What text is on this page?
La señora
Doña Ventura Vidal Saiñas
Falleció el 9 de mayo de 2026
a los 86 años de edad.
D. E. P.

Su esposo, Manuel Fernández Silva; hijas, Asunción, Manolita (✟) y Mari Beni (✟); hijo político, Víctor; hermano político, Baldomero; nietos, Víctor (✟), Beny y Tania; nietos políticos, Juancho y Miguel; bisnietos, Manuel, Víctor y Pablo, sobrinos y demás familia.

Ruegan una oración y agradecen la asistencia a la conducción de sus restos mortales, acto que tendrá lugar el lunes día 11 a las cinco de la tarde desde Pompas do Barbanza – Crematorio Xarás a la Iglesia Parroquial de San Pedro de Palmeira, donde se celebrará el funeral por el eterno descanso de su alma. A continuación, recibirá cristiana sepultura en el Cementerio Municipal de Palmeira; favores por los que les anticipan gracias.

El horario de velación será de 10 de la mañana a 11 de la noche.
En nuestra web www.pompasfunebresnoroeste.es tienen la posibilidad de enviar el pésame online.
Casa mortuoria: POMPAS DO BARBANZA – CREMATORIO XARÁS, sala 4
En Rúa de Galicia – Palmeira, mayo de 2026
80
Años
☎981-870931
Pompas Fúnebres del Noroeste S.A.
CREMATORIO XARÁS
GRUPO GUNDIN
.....
• **SET EXERCISE**: Your task is to repeat every entry exactly.

• **RESULT OF THE EXERCISE**:
What text is on this page?
La señora
Doña Ventura Vidal Saiñas
Falleció el 9 de mayo de 2026
a los 86 años de edad.
D. E. P.

Su esposo, Manuel Fernández Silva; hijas, Asunción, Manolita (✟) y Mari Beni (✟); hijo político, Víctor; hermano político, Baldomero; nietos, Víctor (✟), Beny y Tania; nietos políticos, Juancho y Miguel; bisnietos, Manuel, Víctor y Pablo, sobrinos y demás familia.

Ruegan una oración y agradecen la asistencia a la conducción de sus restos mortales, acto que tendrá lugar el lunes día 11 a las cinco de la tarde desde Pompas do Barbanza – Crematorio Xarás a la Iglesia Parroquial de San Pedro de Palmeira, donde se celebrará el funeral por el eterno descanso de su alma. A continuación, recibirá cristiana sepultura en el Cementerio Municipal de Palmeira; favores por los que les anticipan gracias.

El horario de velación será de 10 de la mañana a 11 de la noche.
En nuestra web www.pompasfunebresnoroeste.es tienen la posibilidad de enviar el pésame online.
Casa mortuoria: POMPAS DO BARBANZA – CREMATORIO XARÁS, sala 4
En Rúa de Galicia – Palmeira, mayo de 2026
80
Años
☎981-870931
Pompas Fúnebres del Noroeste S.A.
CREMATORIO XARÁS
GRUPO GUNDIN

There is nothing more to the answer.